(Stored records)
● ● ● ● ● ● ●

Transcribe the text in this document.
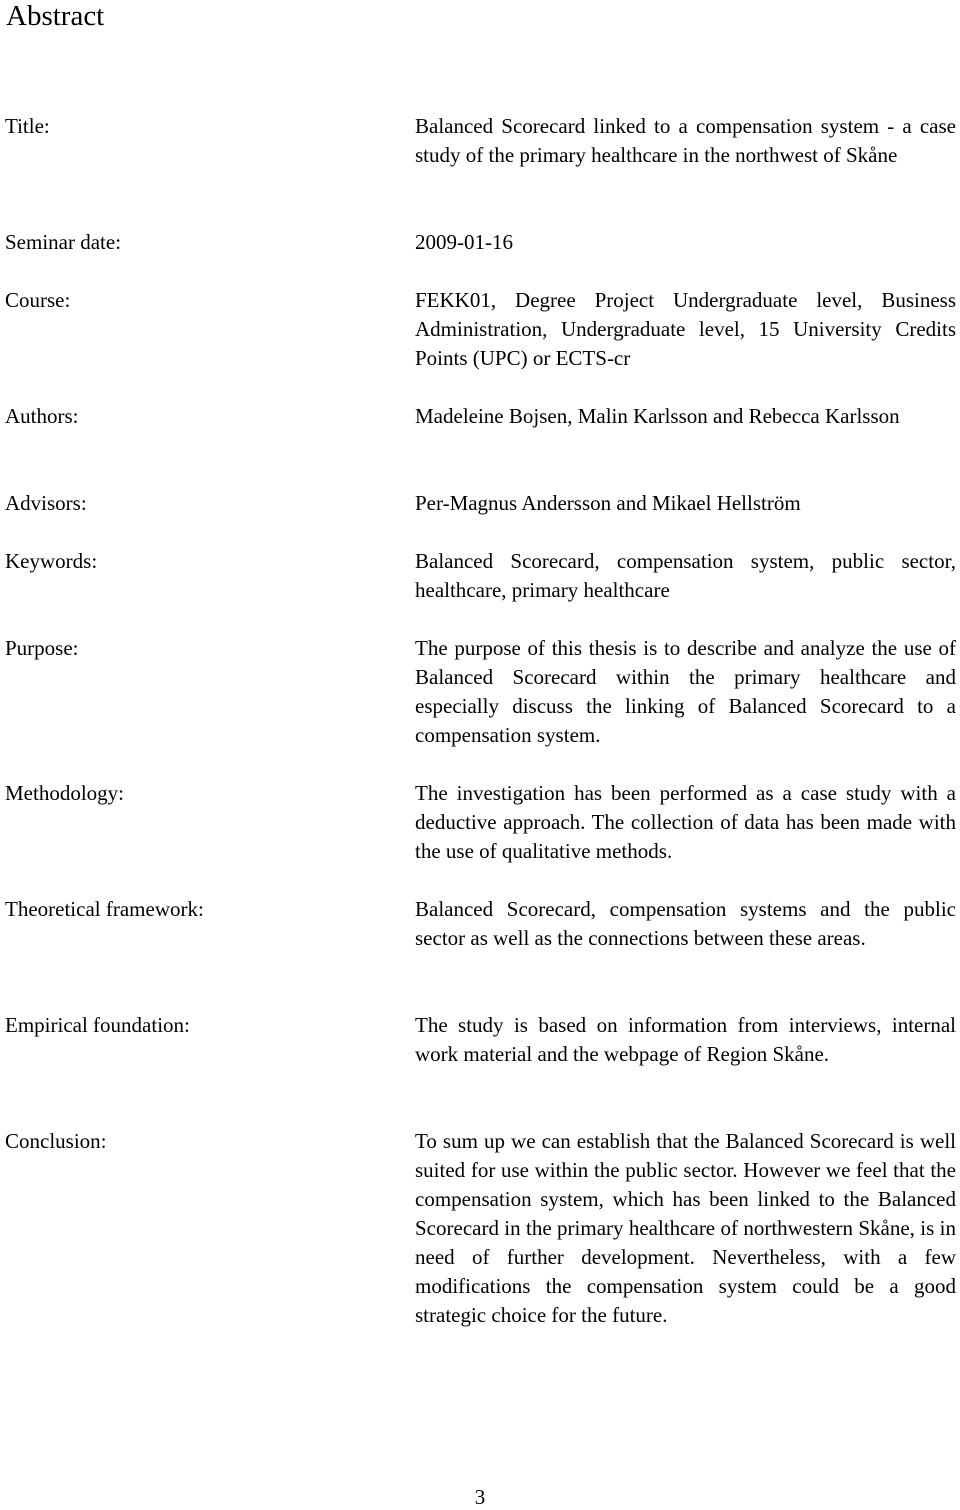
Abstract
Title:	Balanced Scorecard linked to a compensation system - a case study of the primary healthcare in the northwest of Skåne

Seminar date:	2009-01-16

Course:	FEKK01, Degree Project Undergraduate level, Business Administration, Undergraduate level, 15 University Credits Points (UPC) or ECTS-cr

Authors:	Madeleine Bojsen, Malin Karlsson and Rebecca Karlsson

Advisors:	Per-Magnus Andersson and Mikael Hellström

Keywords:	Balanced Scorecard, compensation system, public sector, healthcare, primary healthcare

Purpose:	The purpose of this thesis is to describe and analyze the use of Balanced Scorecard within the primary healthcare and especially discuss the linking of Balanced Scorecard to a compensation system.

Methodology:	The investigation has been performed as a case study with a deductive approach. The collection of data has been made with the use of qualitative methods.

Theoretical framework:	Balanced Scorecard, compensation systems and the public sector as well as the connections between these areas.

Empirical foundation:	The study is based on information from interviews, internal work material and the webpage of Region Skåne.

Conclusion:	To sum up we can establish that the Balanced Scorecard is well suited for use within the public sector. However we feel that the compensation system, which has been linked to the Balanced Scorecard in the primary healthcare of northwestern Skåne, is in need of further development. Nevertheless, with a few modifications the compensation system could be a good strategic choice for the future.

3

● ● ● ● ● ● ●

Without the pictures, extract every entry verbatim.

Transcribe the text in this document.
Abstract
Title:	Balanced Scorecard linked to a compensation system - a case study of the primary healthcare in the northwest of Skåne

Seminar date:	2009-01-16

Course:	FEKK01, Degree Project Undergraduate level, Business Administration, Undergraduate level, 15 University Credits Points (UPC) or ECTS-cr

Authors:	Madeleine Bojsen, Malin Karlsson and Rebecca Karlsson

Advisors:	Per-Magnus Andersson and Mikael Hellström

Keywords:	Balanced Scorecard, compensation system, public sector, healthcare, primary healthcare

Purpose:	The purpose of this thesis is to describe and analyze the use of Balanced Scorecard within the primary healthcare and especially discuss the linking of Balanced Scorecard to a compensation system.

Methodology:	The investigation has been performed as a case study with a deductive approach. The collection of data has been made with the use of qualitative methods.

Theoretical framework:	Balanced Scorecard, compensation systems and the public sector as well as the connections between these areas.

Empirical foundation:	The study is based on information from interviews, internal work material and the webpage of Region Skåne.

Conclusion:	To sum up we can establish that the Balanced Scorecard is well suited for use within the public sector. However we feel that the compensation system, which has been linked to the Balanced Scorecard in the primary healthcare of northwestern Skåne, is in need of further development. Nevertheless, with a few modifications the compensation system could be a good strategic choice for the future.

3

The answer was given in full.